» **Figure content listings**
________________________

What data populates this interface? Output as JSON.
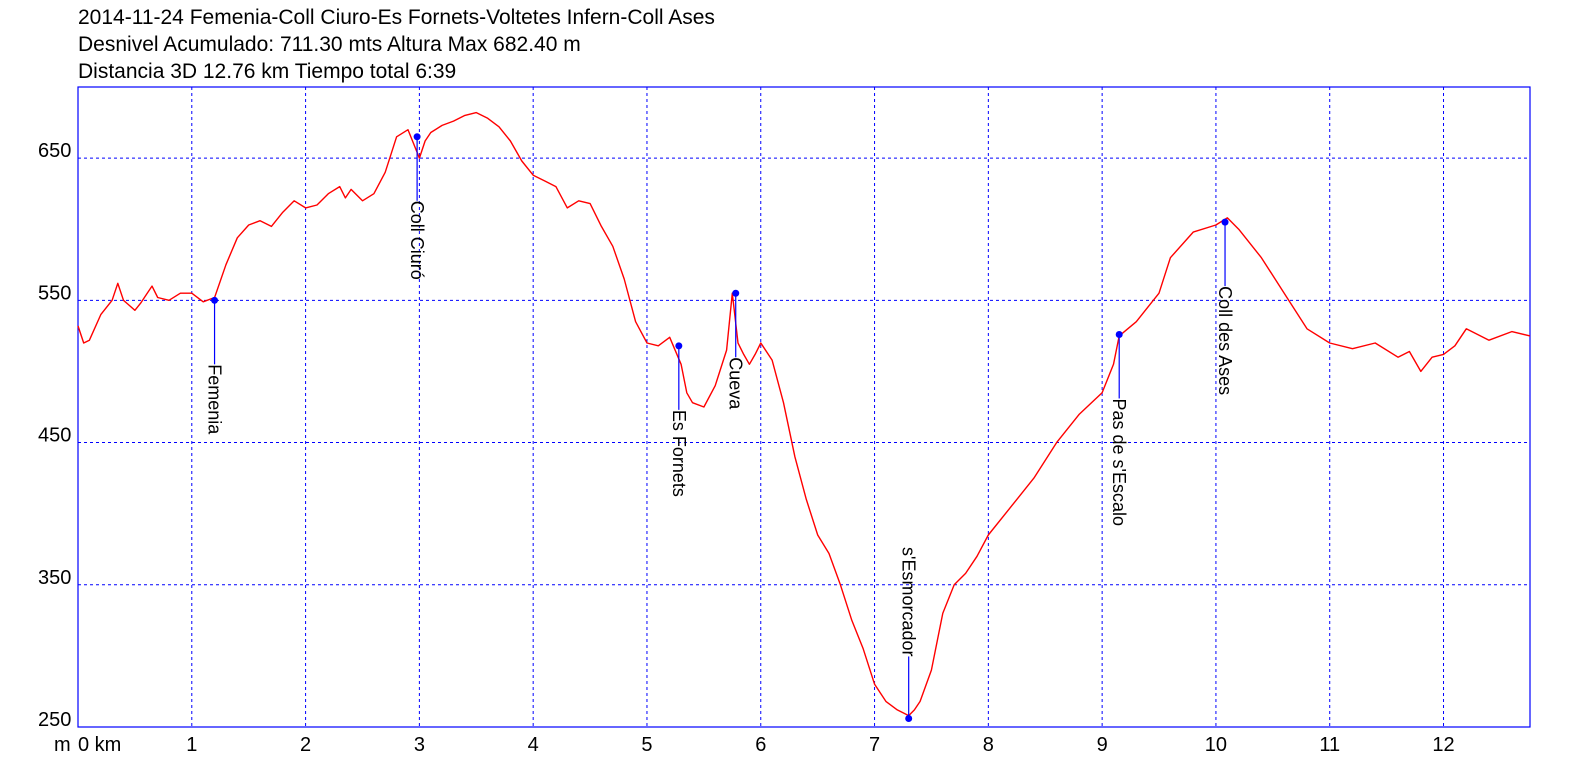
{
  "header": {
    "line1": "2014-11-24 Femenia-Coll Ciuro-Es Fornets-Voltetes Infern-Coll Ases",
    "line2": "Desnivel Acumulado: 711.30 mts  Altura Max 682.40 m",
    "line3": "Distancia 3D 12.76 km  Tiempo total 6:39"
  },
  "colors": {
    "frame": "#0000ff",
    "grid": "#0000ff",
    "profile": "#ff0000",
    "waypoint": "#0000ff",
    "text": "#000000"
  },
  "chart_data": {
    "type": "line",
    "title": "2014-11-24 Femenia-Coll Ciuro-Es Fornets-Voltetes Infern-Coll Ases",
    "xlabel": "km",
    "ylabel": "m",
    "xlim": [
      0,
      12.76
    ],
    "ylim": [
      250,
      700
    ],
    "grid": true,
    "y_ticks": [
      {
        "value": 250,
        "label": "250"
      },
      {
        "value": 350,
        "label": "350"
      },
      {
        "value": 450,
        "label": "450"
      },
      {
        "value": 550,
        "label": "550"
      },
      {
        "value": 650,
        "label": "650"
      }
    ],
    "x_ticks": [
      {
        "value": 0,
        "label": "0 km"
      },
      {
        "value": 1,
        "label": "1"
      },
      {
        "value": 2,
        "label": "2"
      },
      {
        "value": 3,
        "label": "3"
      },
      {
        "value": 4,
        "label": "4"
      },
      {
        "value": 5,
        "label": "5"
      },
      {
        "value": 6,
        "label": "6"
      },
      {
        "value": 7,
        "label": "7"
      },
      {
        "value": 8,
        "label": "8"
      },
      {
        "value": 9,
        "label": "9"
      },
      {
        "value": 10,
        "label": "10"
      },
      {
        "value": 11,
        "label": "11"
      },
      {
        "value": 12,
        "label": "12"
      }
    ],
    "series": [
      {
        "x": [
          0,
          0.05,
          0.1,
          0.2,
          0.3,
          0.35,
          0.4,
          0.5,
          0.55,
          0.6,
          0.65,
          0.7,
          0.8,
          0.9,
          1.0,
          1.1,
          1.2,
          1.3,
          1.4,
          1.5,
          1.6,
          1.7,
          1.8,
          1.9,
          2.0,
          2.1,
          2.2,
          2.3,
          2.35,
          2.4,
          2.5,
          2.6,
          2.7,
          2.8,
          2.9,
          2.95,
          3.0,
          3.05,
          3.1,
          3.2,
          3.3,
          3.4,
          3.5,
          3.6,
          3.7,
          3.8,
          3.9,
          4.0,
          4.1,
          4.2,
          4.3,
          4.4,
          4.5,
          4.6,
          4.7,
          4.8,
          4.9,
          5.0,
          5.1,
          5.2,
          5.3,
          5.35,
          5.4,
          5.5,
          5.6,
          5.7,
          5.75,
          5.8,
          5.85,
          5.9,
          5.95,
          6.0,
          6.1,
          6.2,
          6.3,
          6.4,
          6.5,
          6.6,
          6.7,
          6.8,
          6.9,
          7.0,
          7.1,
          7.2,
          7.3,
          7.35,
          7.4,
          7.5,
          7.6,
          7.7,
          7.8,
          7.9,
          8.0,
          8.2,
          8.4,
          8.6,
          8.8,
          9.0,
          9.1,
          9.15,
          9.3,
          9.5,
          9.6,
          9.8,
          10.0,
          10.1,
          10.2,
          10.4,
          10.6,
          10.8,
          11.0,
          11.2,
          11.4,
          11.6,
          11.7,
          11.8,
          11.9,
          12.0,
          12.1,
          12.2,
          12.4,
          12.6,
          12.76
        ],
        "y": [
          532,
          520,
          522,
          540,
          550,
          562,
          550,
          543,
          548,
          554,
          560,
          552,
          550,
          555,
          555,
          549,
          552,
          575,
          594,
          603,
          606,
          602,
          612,
          620,
          615,
          617,
          625,
          630,
          622,
          628,
          620,
          625,
          640,
          665,
          670,
          660,
          650,
          662,
          668,
          673,
          676,
          680,
          682,
          678,
          672,
          662,
          648,
          638,
          634,
          630,
          615,
          620,
          618,
          602,
          588,
          565,
          535,
          520,
          518,
          524,
          505,
          485,
          478,
          475,
          490,
          515,
          555,
          520,
          512,
          505,
          512,
          520,
          508,
          478,
          440,
          410,
          385,
          372,
          350,
          325,
          305,
          280,
          268,
          262,
          258,
          262,
          268,
          290,
          330,
          350,
          358,
          370,
          385,
          405,
          425,
          450,
          470,
          485,
          505,
          525,
          535,
          555,
          580,
          598,
          603,
          608,
          600,
          580,
          555,
          530,
          520,
          516,
          520,
          510,
          514,
          500,
          510,
          512,
          518,
          530,
          522,
          528,
          525
        ]
      }
    ],
    "waypoints": [
      {
        "label": "Femenia",
        "x": 1.2,
        "y": 550
      },
      {
        "label": "Coll Ciuró",
        "x": 2.98,
        "y": 665
      },
      {
        "label": "Es Fornets",
        "x": 5.28,
        "y": 518
      },
      {
        "label": "Cueva",
        "x": 5.78,
        "y": 555
      },
      {
        "label": "s'Esmorcador",
        "x": 7.3,
        "y": 256
      },
      {
        "label": "Pas de s'Escalo",
        "x": 9.15,
        "y": 526
      },
      {
        "label": "Coll des Ases",
        "x": 10.08,
        "y": 605
      }
    ]
  }
}
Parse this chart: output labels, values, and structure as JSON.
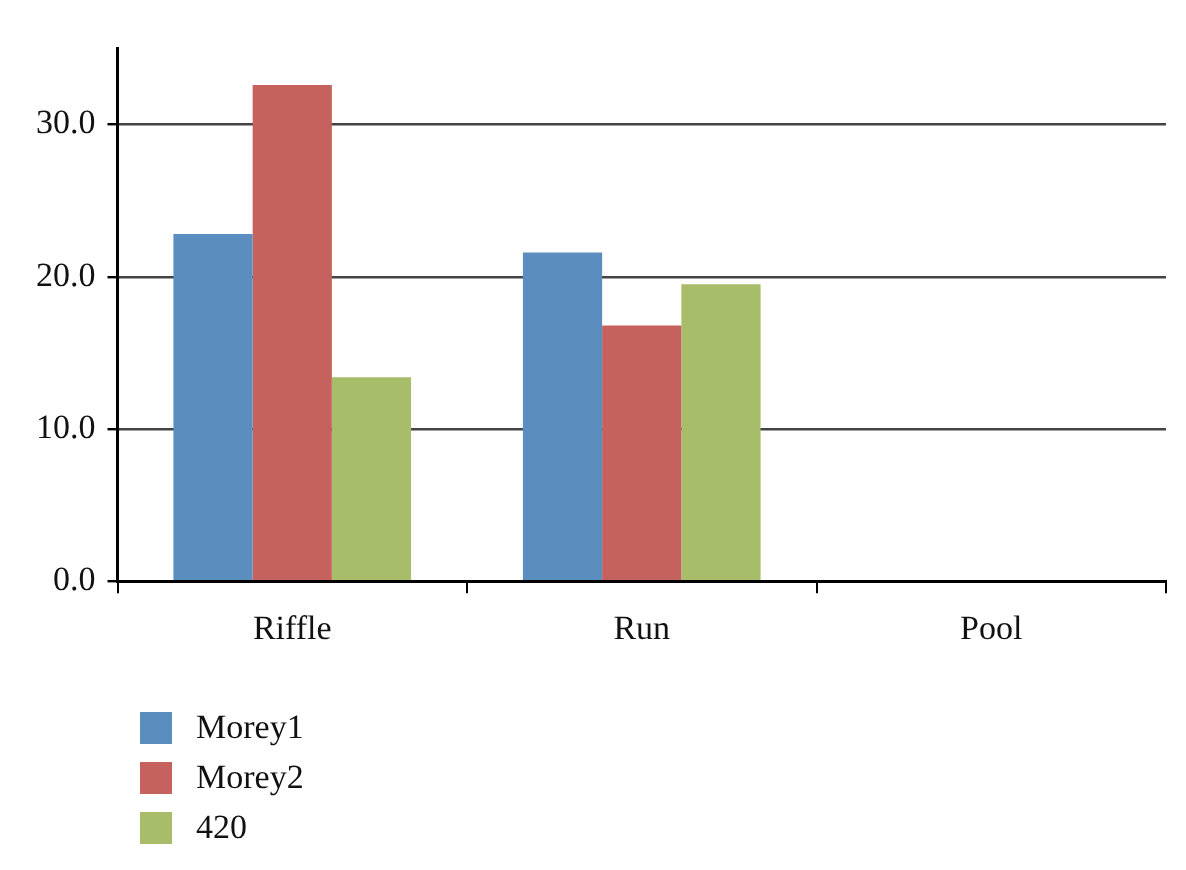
{
  "chart_data": {
    "type": "bar",
    "categories": [
      "Riffle",
      "Run",
      "Pool"
    ],
    "series": [
      {
        "name": "Morey1",
        "color": "#5b8ebf",
        "values": [
          22.8,
          21.6,
          null
        ]
      },
      {
        "name": "Morey2",
        "color": "#c6625d",
        "values": [
          32.6,
          16.8,
          null
        ]
      },
      {
        "name": "420",
        "color": "#a8bd69",
        "values": [
          13.4,
          19.5,
          null
        ]
      }
    ],
    "ylim": [
      0,
      35
    ],
    "yticks": [
      {
        "value": 0,
        "label": "0.0"
      },
      {
        "value": 10,
        "label": "10.0"
      },
      {
        "value": 20,
        "label": "20.0"
      },
      {
        "value": 30,
        "label": "30.0"
      }
    ],
    "grid": "y",
    "legend": "bottom left"
  }
}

________________________

» **Objective**
All of the lines above should be retyped precisely, apart from the pictures.

» **Exercise solution**
What data populates this interface? Output as JSON.
{
  "header": {
    "line1": "2014-11-24 Femenia-Coll Ciuro-Es Fornets-Voltetes Infern-Coll Ases",
    "line2": "Desnivel Acumulado: 711.30 mts  Altura Max 682.40 m",
    "line3": "Distancia 3D 12.76 km  Tiempo total 6:39"
  },
  "colors": {
    "frame": "#0000ff",
    "grid": "#0000ff",
    "profile": "#ff0000",
    "waypoint": "#0000ff",
    "text": "#000000"
  },
  "chart_data": {
    "type": "line",
    "title": "2014-11-24 Femenia-Coll Ciuro-Es Fornets-Voltetes Infern-Coll Ases",
    "xlabel": "km",
    "ylabel": "m",
    "xlim": [
      0,
      12.76
    ],
    "ylim": [
      250,
      700
    ],
    "grid": true,
    "y_ticks": [
      {
        "value": 250,
        "label": "250"
      },
      {
        "value": 350,
        "label": "350"
      },
      {
        "value": 450,
        "label": "450"
      },
      {
        "value": 550,
        "label": "550"
      },
      {
        "value": 650,
        "label": "650"
      }
    ],
    "x_ticks": [
      {
        "value": 0,
        "label": "0 km"
      },
      {
        "value": 1,
        "label": "1"
      },
      {
        "value": 2,
        "label": "2"
      },
      {
        "value": 3,
        "label": "3"
      },
      {
        "value": 4,
        "label": "4"
      },
      {
        "value": 5,
        "label": "5"
      },
      {
        "value": 6,
        "label": "6"
      },
      {
        "value": 7,
        "label": "7"
      },
      {
        "value": 8,
        "label": "8"
      },
      {
        "value": 9,
        "label": "9"
      },
      {
        "value": 10,
        "label": "10"
      },
      {
        "value": 11,
        "label": "11"
      },
      {
        "value": 12,
        "label": "12"
      }
    ],
    "series": [
      {
        "x": [
          0,
          0.05,
          0.1,
          0.2,
          0.3,
          0.35,
          0.4,
          0.5,
          0.55,
          0.6,
          0.65,
          0.7,
          0.8,
          0.9,
          1.0,
          1.1,
          1.2,
          1.3,
          1.4,
          1.5,
          1.6,
          1.7,
          1.8,
          1.9,
          2.0,
          2.1,
          2.2,
          2.3,
          2.35,
          2.4,
          2.5,
          2.6,
          2.7,
          2.8,
          2.9,
          2.95,
          3.0,
          3.05,
          3.1,
          3.2,
          3.3,
          3.4,
          3.5,
          3.6,
          3.7,
          3.8,
          3.9,
          4.0,
          4.1,
          4.2,
          4.3,
          4.4,
          4.5,
          4.6,
          4.7,
          4.8,
          4.9,
          5.0,
          5.1,
          5.2,
          5.3,
          5.35,
          5.4,
          5.5,
          5.6,
          5.7,
          5.75,
          5.8,
          5.85,
          5.9,
          5.95,
          6.0,
          6.1,
          6.2,
          6.3,
          6.4,
          6.5,
          6.6,
          6.7,
          6.8,
          6.9,
          7.0,
          7.1,
          7.2,
          7.3,
          7.35,
          7.4,
          7.5,
          7.6,
          7.7,
          7.8,
          7.9,
          8.0,
          8.2,
          8.4,
          8.6,
          8.8,
          9.0,
          9.1,
          9.15,
          9.3,
          9.5,
          9.6,
          9.8,
          10.0,
          10.1,
          10.2,
          10.4,
          10.6,
          10.8,
          11.0,
          11.2,
          11.4,
          11.6,
          11.7,
          11.8,
          11.9,
          12.0,
          12.1,
          12.2,
          12.4,
          12.6,
          12.76
        ],
        "y": [
          532,
          520,
          522,
          540,
          550,
          562,
          550,
          543,
          548,
          554,
          560,
          552,
          550,
          555,
          555,
          549,
          552,
          575,
          594,
          603,
          606,
          602,
          612,
          620,
          615,
          617,
          625,
          630,
          622,
          628,
          620,
          625,
          640,
          665,
          670,
          660,
          650,
          662,
          668,
          673,
          676,
          680,
          682,
          678,
          672,
          662,
          648,
          638,
          634,
          630,
          615,
          620,
          618,
          602,
          588,
          565,
          535,
          520,
          518,
          524,
          505,
          485,
          478,
          475,
          490,
          515,
          555,
          520,
          512,
          505,
          512,
          520,
          508,
          478,
          440,
          410,
          385,
          372,
          350,
          325,
          305,
          280,
          268,
          262,
          258,
          262,
          268,
          290,
          330,
          350,
          358,
          370,
          385,
          405,
          425,
          450,
          470,
          485,
          505,
          525,
          535,
          555,
          580,
          598,
          603,
          608,
          600,
          580,
          555,
          530,
          520,
          516,
          520,
          510,
          514,
          500,
          510,
          512,
          518,
          530,
          522,
          528,
          525
        ]
      }
    ],
    "waypoints": [
      {
        "label": "Femenia",
        "x": 1.2,
        "y": 550
      },
      {
        "label": "Coll Ciuró",
        "x": 2.98,
        "y": 665
      },
      {
        "label": "Es Fornets",
        "x": 5.28,
        "y": 518
      },
      {
        "label": "Cueva",
        "x": 5.78,
        "y": 555
      },
      {
        "label": "s'Esmorcador",
        "x": 7.3,
        "y": 256
      },
      {
        "label": "Pas de s'Escalo",
        "x": 9.15,
        "y": 526
      },
      {
        "label": "Coll des Ases",
        "x": 10.08,
        "y": 605
      }
    ]
  }
}
Parse this chart: output labels, values, and structure as JSON.
{
  "chart_data": {
    "type": "bar",
    "categories": [
      "Riffle",
      "Run",
      "Pool"
    ],
    "series": [
      {
        "name": "Morey1",
        "color": "#5b8ebf",
        "values": [
          22.8,
          21.6,
          null
        ]
      },
      {
        "name": "Morey2",
        "color": "#c6625d",
        "values": [
          32.6,
          16.8,
          null
        ]
      },
      {
        "name": "420",
        "color": "#a8bd69",
        "values": [
          13.4,
          19.5,
          null
        ]
      }
    ],
    "ylim": [
      0,
      35
    ],
    "yticks": [
      {
        "value": 0,
        "label": "0.0"
      },
      {
        "value": 10,
        "label": "10.0"
      },
      {
        "value": 20,
        "label": "20.0"
      },
      {
        "value": 30,
        "label": "30.0"
      }
    ],
    "grid": "y",
    "legend": "bottom left"
  }
}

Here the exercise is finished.